• [TASK TO COMPLETE] Copy each line containing the word "JSON" from the records that follow, please.
══ RAW RECORDS ══
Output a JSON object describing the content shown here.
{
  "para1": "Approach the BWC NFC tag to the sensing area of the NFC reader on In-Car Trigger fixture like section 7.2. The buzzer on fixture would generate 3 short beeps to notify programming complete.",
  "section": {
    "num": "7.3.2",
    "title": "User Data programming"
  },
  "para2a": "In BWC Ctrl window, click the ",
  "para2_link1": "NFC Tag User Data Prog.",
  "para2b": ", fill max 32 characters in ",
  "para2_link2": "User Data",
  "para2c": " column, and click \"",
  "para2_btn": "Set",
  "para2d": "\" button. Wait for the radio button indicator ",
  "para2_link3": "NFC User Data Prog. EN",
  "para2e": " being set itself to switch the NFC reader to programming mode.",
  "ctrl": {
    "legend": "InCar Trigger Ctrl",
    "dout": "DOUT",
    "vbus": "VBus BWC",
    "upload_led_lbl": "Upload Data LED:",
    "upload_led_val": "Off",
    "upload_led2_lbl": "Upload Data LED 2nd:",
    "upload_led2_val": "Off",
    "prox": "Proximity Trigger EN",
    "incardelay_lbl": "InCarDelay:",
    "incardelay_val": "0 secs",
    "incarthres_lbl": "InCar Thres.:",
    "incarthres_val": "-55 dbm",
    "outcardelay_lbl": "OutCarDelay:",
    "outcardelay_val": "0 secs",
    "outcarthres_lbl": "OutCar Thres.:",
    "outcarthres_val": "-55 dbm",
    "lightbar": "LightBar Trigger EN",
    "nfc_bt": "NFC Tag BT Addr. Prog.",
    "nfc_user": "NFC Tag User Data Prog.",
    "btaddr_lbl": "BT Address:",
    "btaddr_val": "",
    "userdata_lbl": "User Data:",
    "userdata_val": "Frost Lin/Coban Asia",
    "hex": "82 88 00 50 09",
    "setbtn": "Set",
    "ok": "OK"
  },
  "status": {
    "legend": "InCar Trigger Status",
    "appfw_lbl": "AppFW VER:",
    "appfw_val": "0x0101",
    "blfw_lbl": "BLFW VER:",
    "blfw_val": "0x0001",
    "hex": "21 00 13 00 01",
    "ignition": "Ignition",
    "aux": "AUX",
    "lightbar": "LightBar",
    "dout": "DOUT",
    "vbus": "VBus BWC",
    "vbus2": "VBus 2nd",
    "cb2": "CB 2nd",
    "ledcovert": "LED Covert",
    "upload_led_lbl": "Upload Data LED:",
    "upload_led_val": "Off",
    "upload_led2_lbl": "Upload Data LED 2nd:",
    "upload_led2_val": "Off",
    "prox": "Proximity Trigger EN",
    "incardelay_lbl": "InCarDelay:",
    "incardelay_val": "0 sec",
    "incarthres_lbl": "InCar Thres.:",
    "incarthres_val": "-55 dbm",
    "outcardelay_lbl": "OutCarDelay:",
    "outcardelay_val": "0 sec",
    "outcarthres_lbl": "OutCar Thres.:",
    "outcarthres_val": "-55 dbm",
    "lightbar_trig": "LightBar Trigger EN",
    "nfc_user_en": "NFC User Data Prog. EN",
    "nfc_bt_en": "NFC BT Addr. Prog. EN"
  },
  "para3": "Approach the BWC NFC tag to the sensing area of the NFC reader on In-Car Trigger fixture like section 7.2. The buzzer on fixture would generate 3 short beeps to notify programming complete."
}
═══
══ RAW RECORDS ══
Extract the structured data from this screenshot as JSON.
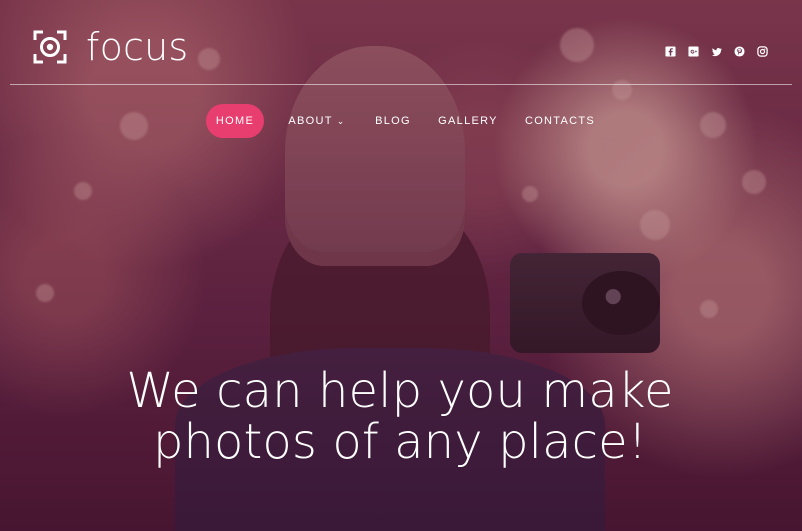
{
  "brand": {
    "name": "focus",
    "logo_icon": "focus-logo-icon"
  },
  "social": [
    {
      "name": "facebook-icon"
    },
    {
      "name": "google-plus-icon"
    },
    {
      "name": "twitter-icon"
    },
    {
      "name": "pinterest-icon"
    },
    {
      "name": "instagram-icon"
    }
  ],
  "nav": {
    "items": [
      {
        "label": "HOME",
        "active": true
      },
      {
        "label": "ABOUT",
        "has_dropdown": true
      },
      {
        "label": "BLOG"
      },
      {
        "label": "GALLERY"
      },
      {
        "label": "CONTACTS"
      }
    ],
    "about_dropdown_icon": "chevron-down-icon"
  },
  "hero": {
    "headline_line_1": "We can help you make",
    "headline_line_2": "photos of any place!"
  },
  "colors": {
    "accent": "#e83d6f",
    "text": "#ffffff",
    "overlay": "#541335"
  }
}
═══
• [SOLUTION TO THIS TASK]
Output a JSON object describing the content shown here.
Extract the structured data from this screenshot as JSON.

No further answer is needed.